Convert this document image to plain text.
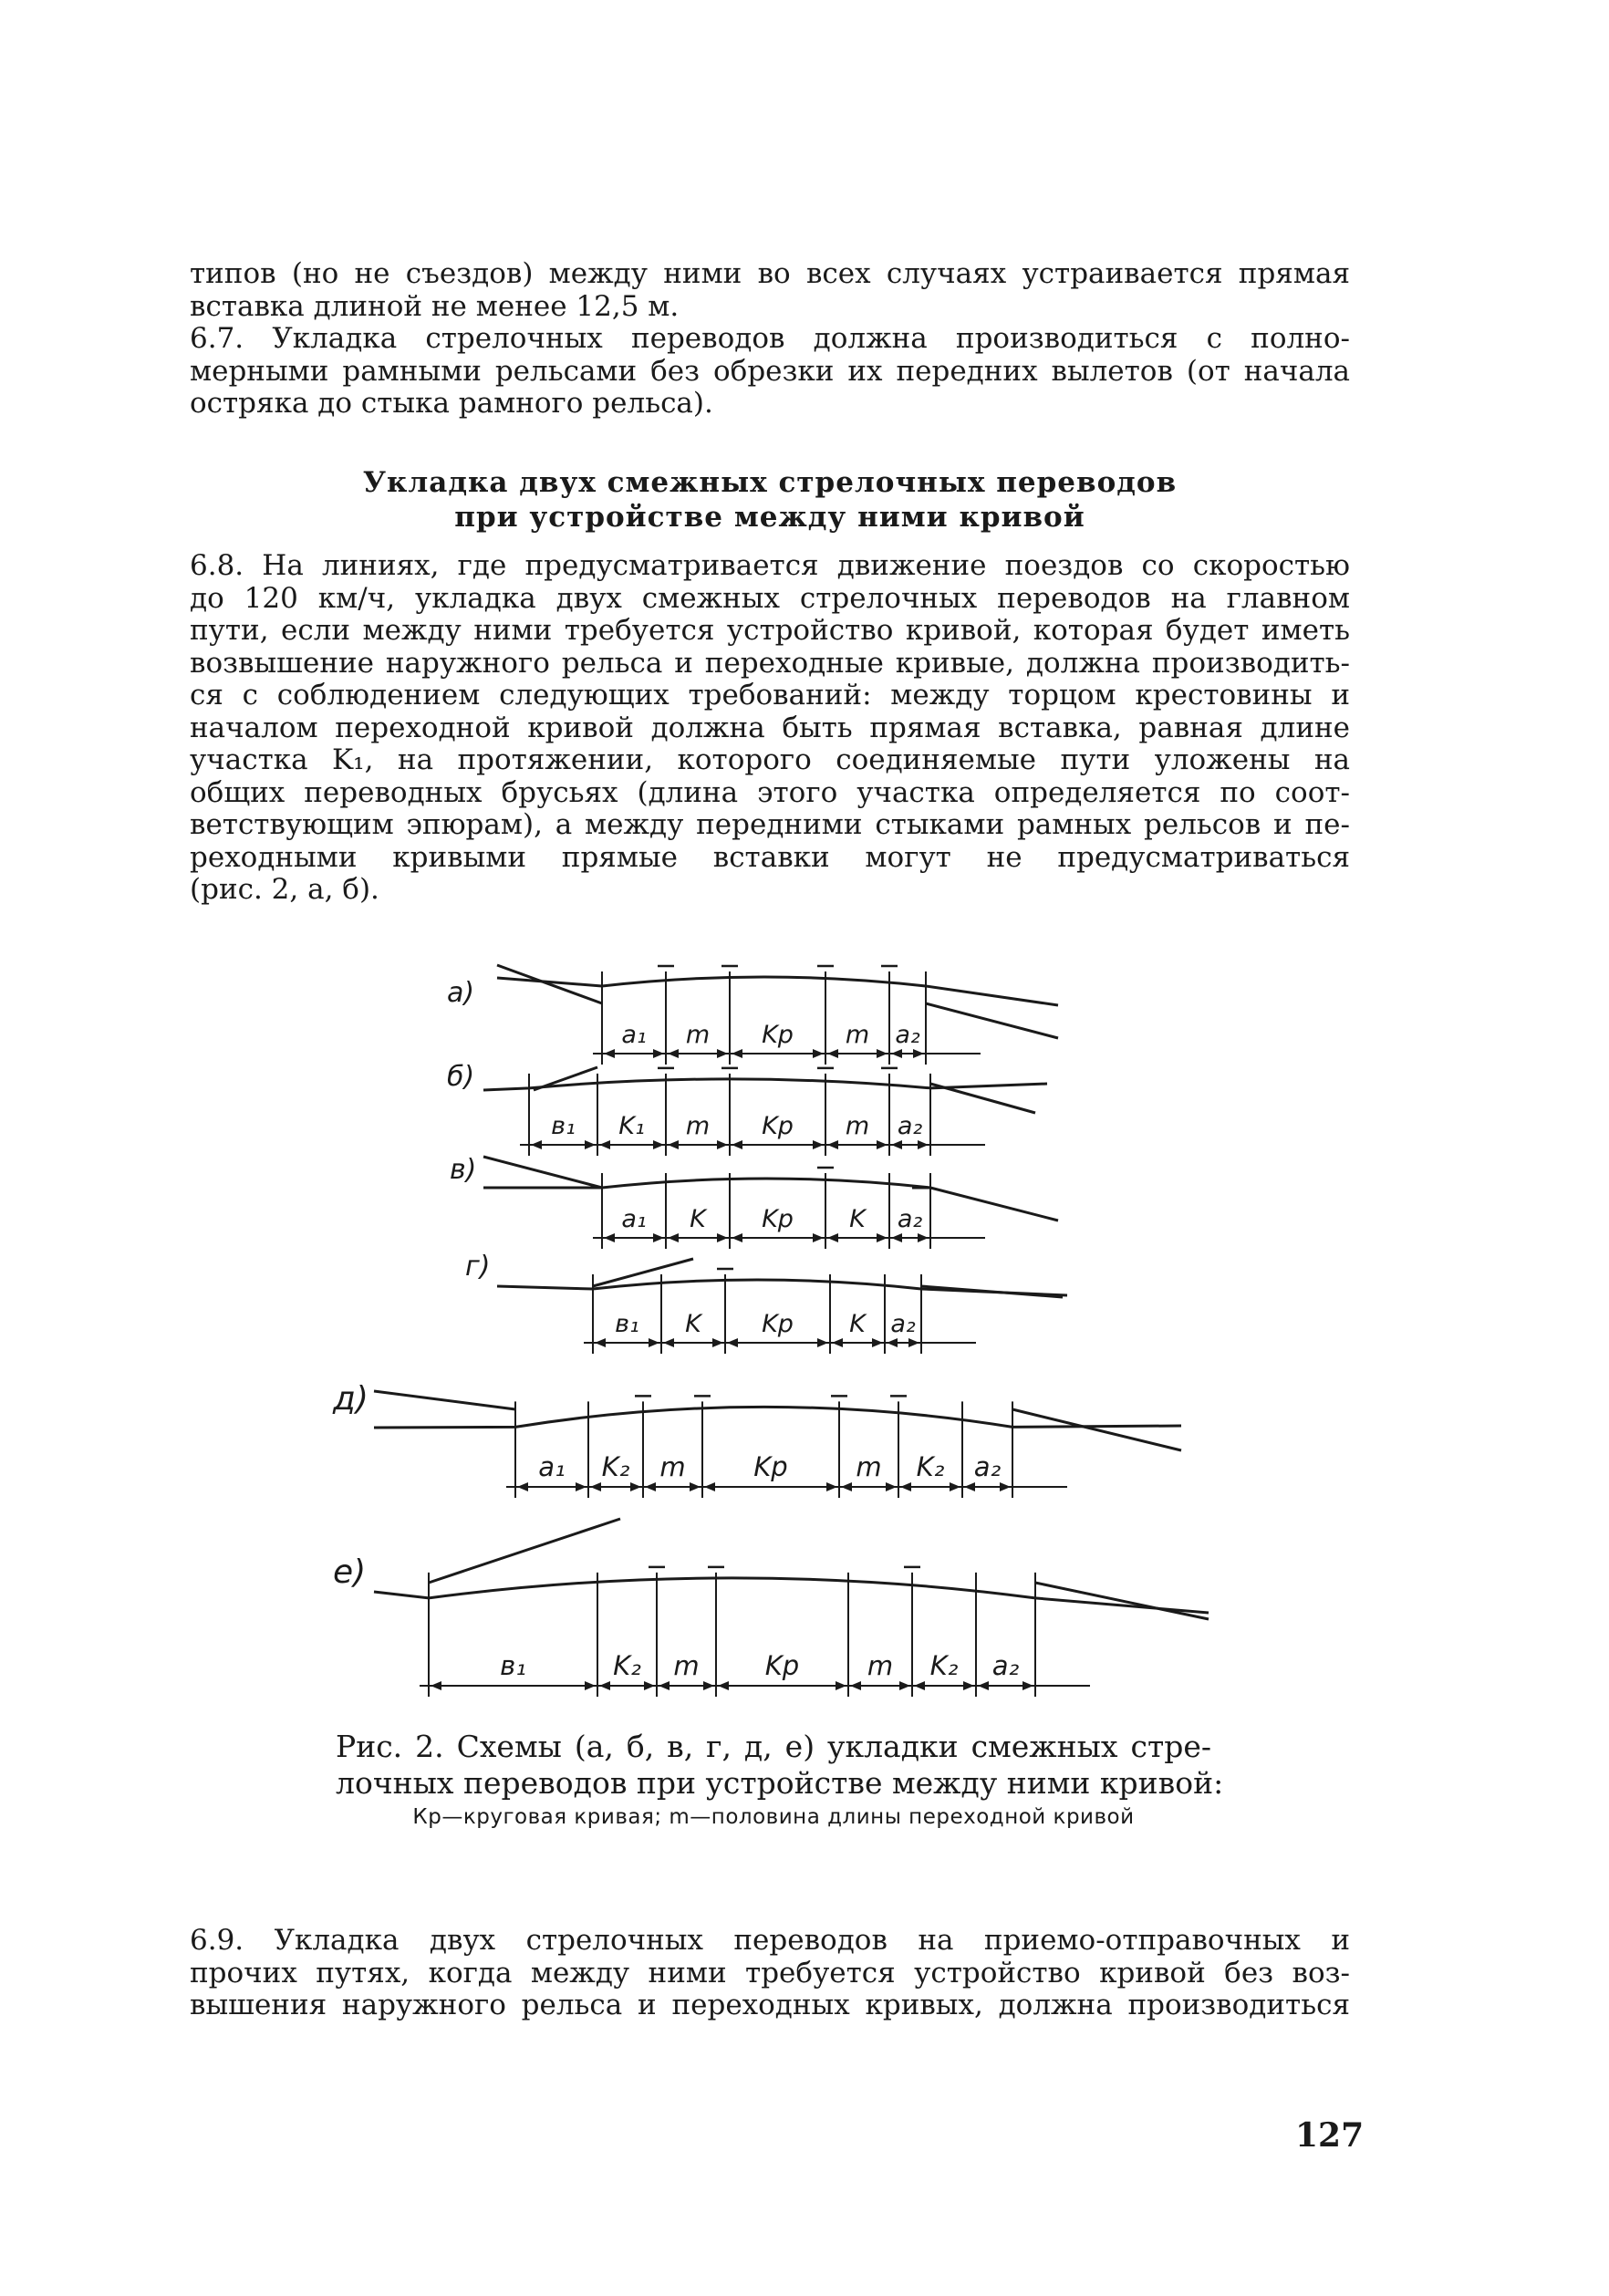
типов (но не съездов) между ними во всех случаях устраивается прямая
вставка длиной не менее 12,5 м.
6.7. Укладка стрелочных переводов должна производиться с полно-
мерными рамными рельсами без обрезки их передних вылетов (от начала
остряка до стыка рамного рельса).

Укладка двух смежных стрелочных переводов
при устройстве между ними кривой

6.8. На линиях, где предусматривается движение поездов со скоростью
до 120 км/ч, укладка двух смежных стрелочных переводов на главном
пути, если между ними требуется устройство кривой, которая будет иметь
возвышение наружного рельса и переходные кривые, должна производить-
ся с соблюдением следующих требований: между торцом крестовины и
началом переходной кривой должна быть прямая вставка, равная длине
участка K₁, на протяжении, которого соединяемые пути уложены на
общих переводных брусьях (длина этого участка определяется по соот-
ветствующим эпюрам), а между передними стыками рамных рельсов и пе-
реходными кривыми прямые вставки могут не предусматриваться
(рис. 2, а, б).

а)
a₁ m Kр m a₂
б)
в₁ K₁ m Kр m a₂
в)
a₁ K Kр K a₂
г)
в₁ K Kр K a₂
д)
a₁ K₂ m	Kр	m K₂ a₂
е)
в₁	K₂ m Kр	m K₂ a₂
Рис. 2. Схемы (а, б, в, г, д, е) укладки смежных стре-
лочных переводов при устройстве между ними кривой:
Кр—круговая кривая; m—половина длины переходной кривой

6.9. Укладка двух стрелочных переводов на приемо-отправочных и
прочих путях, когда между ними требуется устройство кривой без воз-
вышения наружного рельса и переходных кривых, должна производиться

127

Problem to work on:
Of the lines in the material, how many include "участка"? Respond with the number alone.

Output below:
2